# start of Data for this task

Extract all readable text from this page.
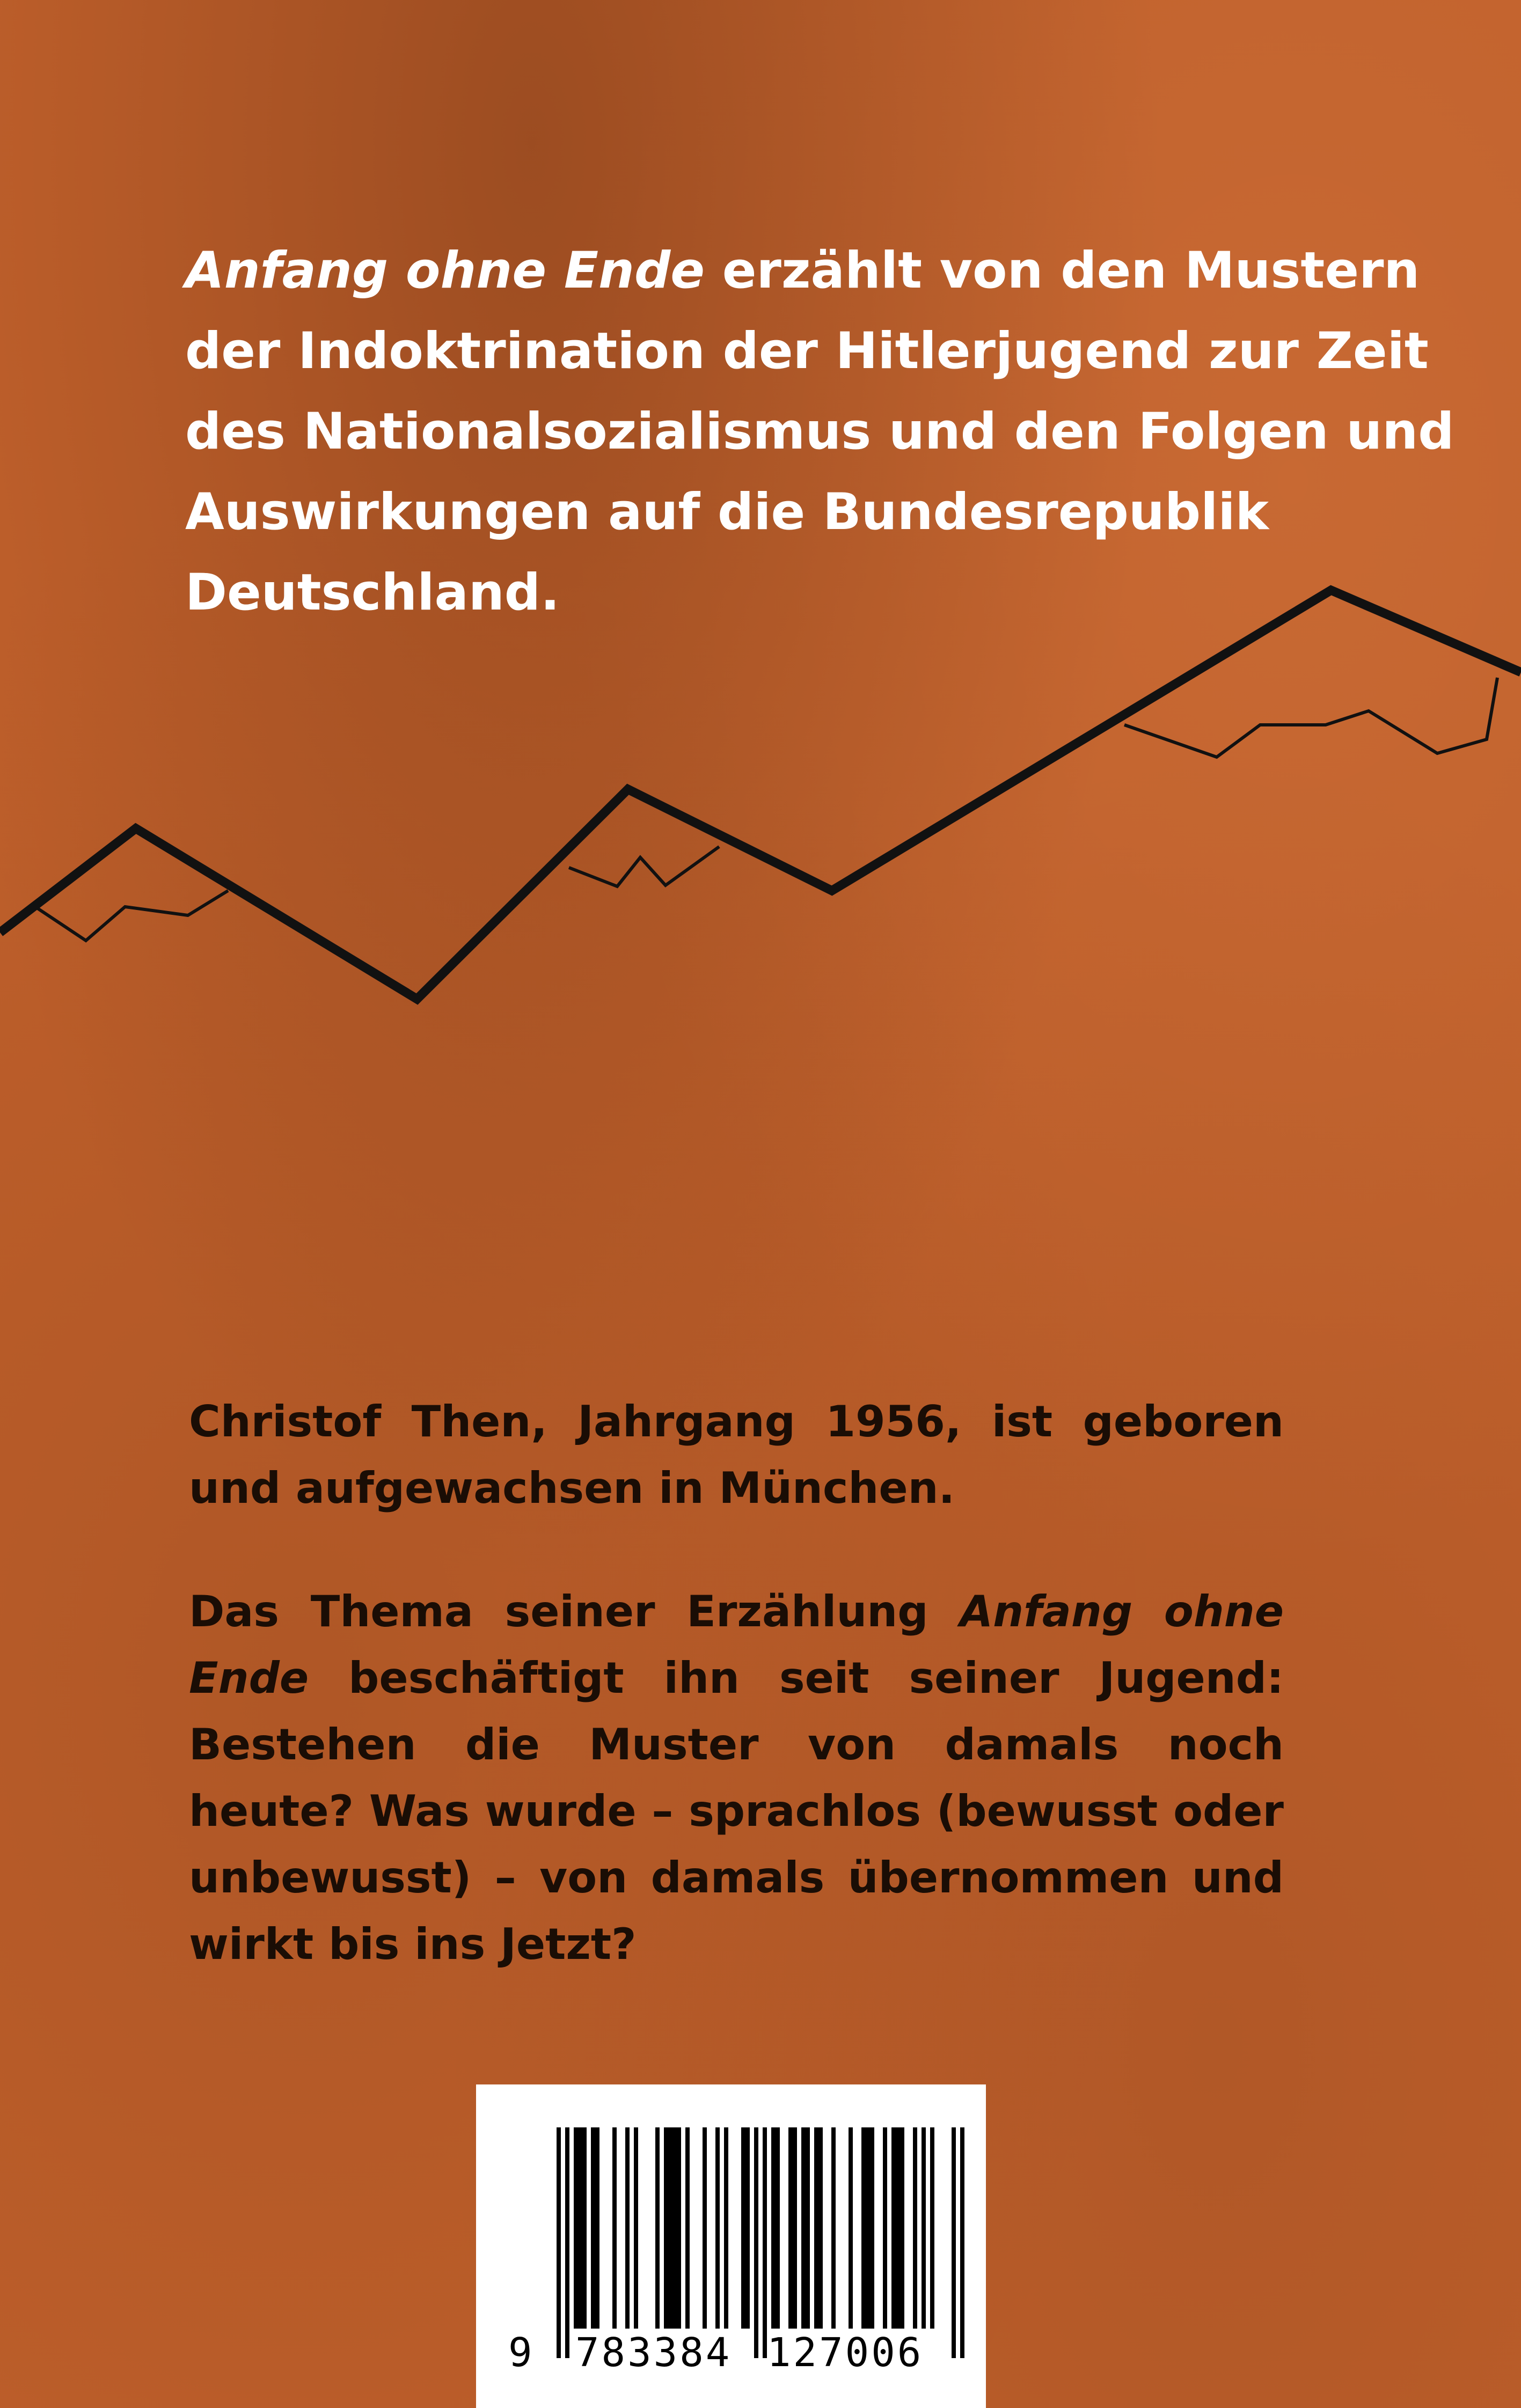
Anfang ohne Ende erzählt von den Mustern der Indoktrination der Hitlerjugend zur Zeit des Nationalsozialismus und den Folgen und Auswirkungen auf die Bundesrepublik Deutschland.

Christof Then, Jahrgang 1956, ist geboren und aufgewachsen in München.

Das Thema seiner Erzählung Anfang ohne Ende beschäftigt ihn seit seiner Jugend: Bestehen die Muster von damals noch heute? Was wurde – sprachlos (bewusst oder unbewusst) – von damals übernommen und wirkt bis ins Jetzt?

9 783384 127006
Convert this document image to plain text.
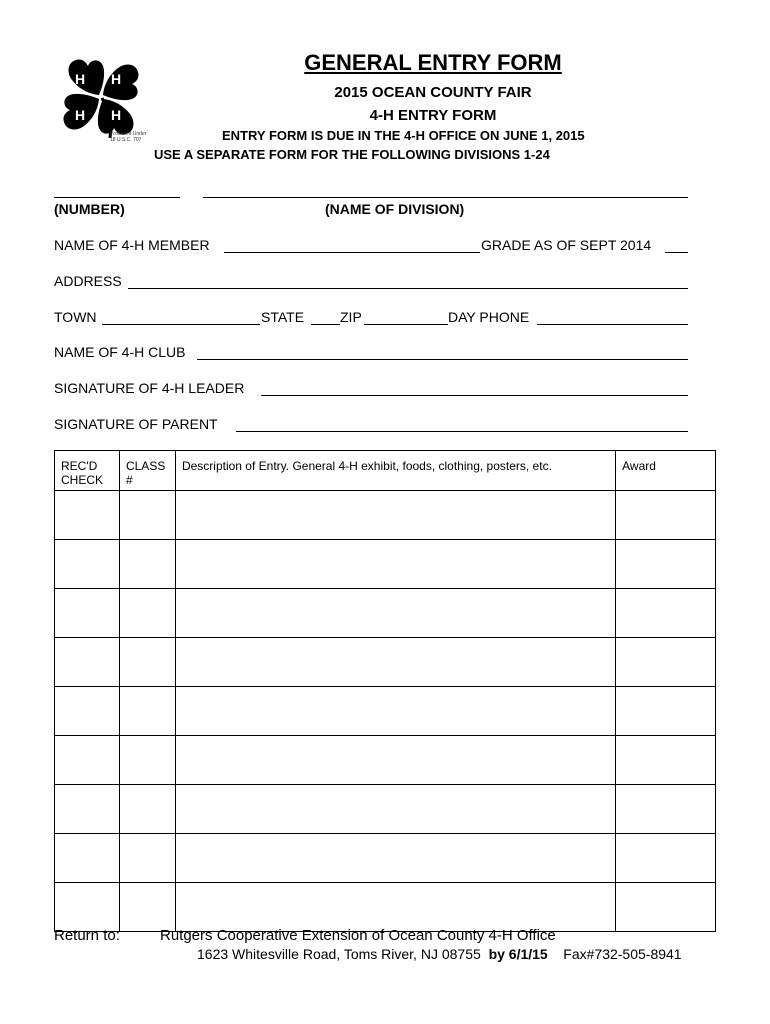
H H
H H
Protected Under 18 U.S.C. 707
GENERAL ENTRY FORM
2015 OCEAN COUNTY FAIR
4-H ENTRY FORM
ENTRY FORM IS DUE IN THE 4-H OFFICE ON JUNE 1, 2015
USE A SEPARATE FORM FOR THE FOLLOWING DIVISIONS 1-24
(NUMBER)	(NAME OF DIVISION)
NAME OF 4-H MEMBER	GRADE AS OF SEPT 2014
ADDRESS
TOWN	STATE	ZIP	DAY PHONE
NAME OF 4-H CLUB
SIGNATURE OF 4-H LEADER
SIGNATURE OF PARENT
REC'D CHECK	CLASS #	Description of Entry. General 4-H exhibit, foods, clothing, posters, etc.	Award

Return to:	Rutgers Cooperative Extension of Ocean County 4-H Office
1623 Whitesville Road, Toms River, NJ 08755 by 6/1/15 Fax#732-505-8941
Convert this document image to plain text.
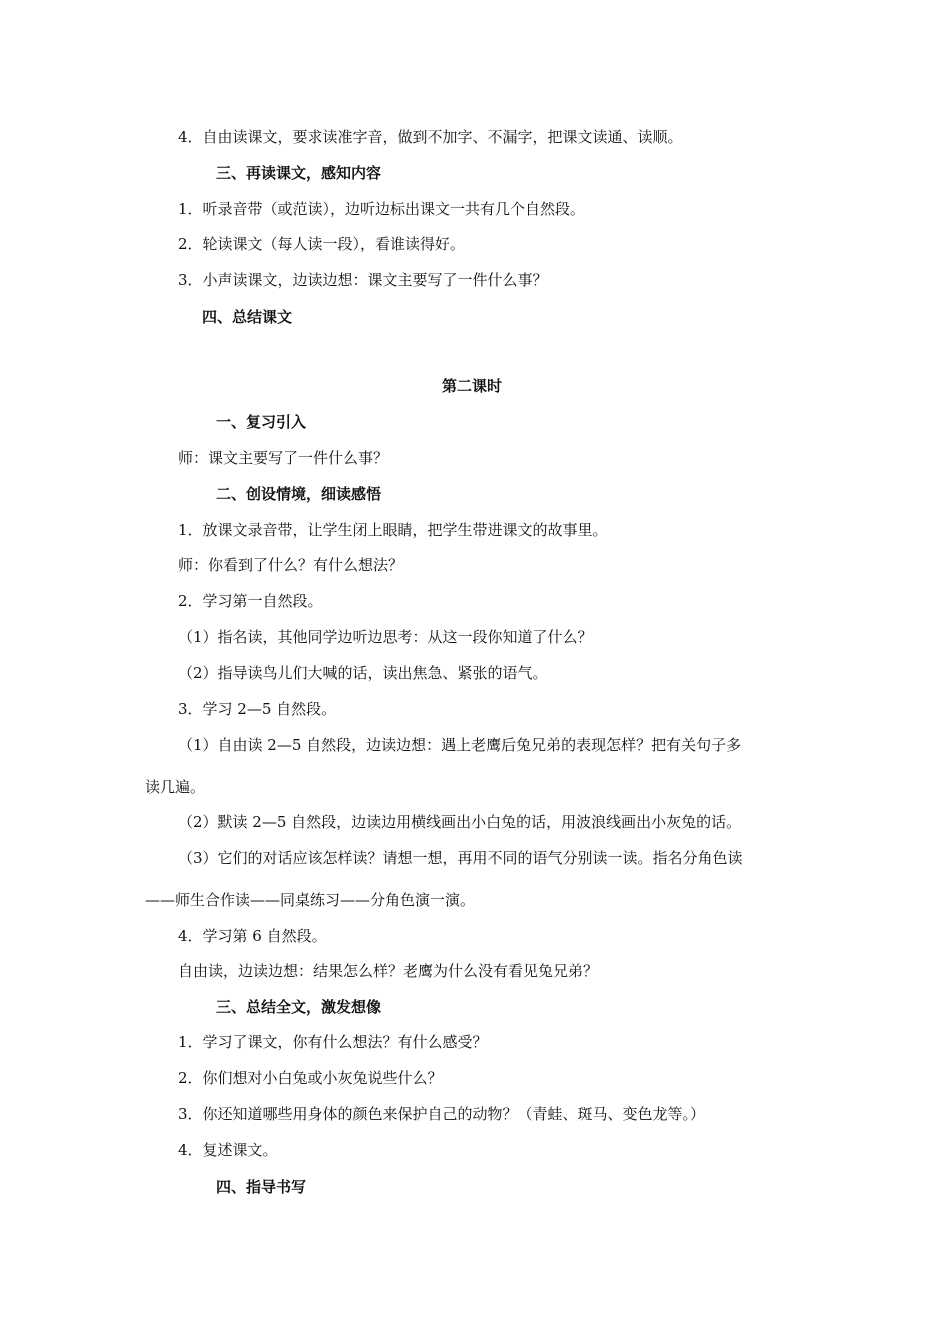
4．自由读课文，要求读准字音，做到不加字、不漏字，把课文读通、读顺。
三、再读课文，感知内容
1．听录音带（或范读），边听边标出课文一共有几个自然段。
2．轮读课文（每人读一段），看谁读得好。
3．小声读课文，边读边想：课文主要写了一件什么事？
四、总结课文
第二课时
一、复习引入
师：课文主要写了一件什么事？
二、创设情境，细读感悟
1．放课文录音带，让学生闭上眼睛，把学生带进课文的故事里。
师：你看到了什么？有什么想法？
2．学习第一自然段。
（1）指名读，其他同学边听边思考：从这一段你知道了什么？
（2）指导读鸟儿们大喊的话，读出焦急、紧张的语气。
3．学习 2—5 自然段。
（1）自由读 2—5 自然段，边读边想：遇上老鹰后兔兄弟的表现怎样？把有关句子多
读几遍。
（2）默读 2—5 自然段，边读边用横线画出小白兔的话，用波浪线画出小灰兔的话。
（3）它们的对话应该怎样读？请想一想，再用不同的语气分别读一读。指名分角色读
——师生合作读——同桌练习——分角色演一演。
4．学习第 6 自然段。
自由读，边读边想：结果怎么样？老鹰为什么没有看见兔兄弟？
三、总结全文，激发想像
1．学习了课文，你有什么想法？有什么感受？
2．你们想对小白兔或小灰兔说些什么？
3．你还知道哪些用身体的颜色来保护自己的动物？（青蛙、斑马、变色龙等。）
4．复述课文。
四、指导书写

# end of Data for this task

[What the exercise asks]
Leave out every picture and copy the rest of the records exactly.

[Exercise result]
Extract all readable text from this page.
Anfang ohne Ende erzählt von den Mustern der Indoktrination der Hitlerjugend zur Zeit des Nationalsozialismus und den Folgen und Auswirkungen auf die Bundesrepublik Deutschland.

Christof Then, Jahrgang 1956, ist geboren und aufgewachsen in München.

Das Thema seiner Erzählung Anfang ohne Ende beschäftigt ihn seit seiner Jugend: Bestehen die Muster von damals noch heute? Was wurde – sprachlos (bewusst oder unbewusst) – von damals übernommen und wirkt bis ins Jetzt?

9 783384 127006
Convert this document image to plain text.
H H
H H
Protected Under 18 U.S.C. 707
GENERAL ENTRY FORM
2015 OCEAN COUNTY FAIR
4-H ENTRY FORM
ENTRY FORM IS DUE IN THE 4-H OFFICE ON JUNE 1, 2015
USE A SEPARATE FORM FOR THE FOLLOWING DIVISIONS 1-24
(NUMBER)	(NAME OF DIVISION)
NAME OF 4-H MEMBER	GRADE AS OF SEPT 2014
ADDRESS
TOWN	STATE	ZIP	DAY PHONE
NAME OF 4-H CLUB
SIGNATURE OF 4-H LEADER
SIGNATURE OF PARENT
REC'D CHECK	CLASS #	Description of Entry. General 4-H exhibit, foods, clothing, posters, etc.	Award

Return to:	Rutgers Cooperative Extension of Ocean County 4-H Office
1623 Whitesville Road, Toms River, NJ 08755 by 6/1/15 Fax#732-505-8941
Convert this document image to plain text.
4．自由读课文，要求读准字音，做到不加字、不漏字，把课文读通、读顺。
三、再读课文，感知内容
1．听录音带（或范读），边听边标出课文一共有几个自然段。
2．轮读课文（每人读一段），看谁读得好。
3．小声读课文，边读边想：课文主要写了一件什么事？
四、总结课文
第二课时
一、复习引入
师：课文主要写了一件什么事？
二、创设情境，细读感悟
1．放课文录音带，让学生闭上眼睛，把学生带进课文的故事里。
师：你看到了什么？有什么想法？
2．学习第一自然段。
（1）指名读，其他同学边听边思考：从这一段你知道了什么？
（2）指导读鸟儿们大喊的话，读出焦急、紧张的语气。
3．学习 2—5 自然段。
（1）自由读 2—5 自然段，边读边想：遇上老鹰后兔兄弟的表现怎样？把有关句子多
读几遍。
（2）默读 2—5 自然段，边读边用横线画出小白兔的话，用波浪线画出小灰兔的话。
（3）它们的对话应该怎样读？请想一想，再用不同的语气分别读一读。指名分角色读
——师生合作读——同桌练习——分角色演一演。
4．学习第 6 自然段。
自由读，边读边想：结果怎么样？老鹰为什么没有看见兔兄弟？
三、总结全文，激发想像
1．学习了课文，你有什么想法？有什么感受？
2．你们想对小白兔或小灰兔说些什么？
3．你还知道哪些用身体的颜色来保护自己的动物？（青蛙、斑马、变色龙等。）
4．复述课文。
四、指导书写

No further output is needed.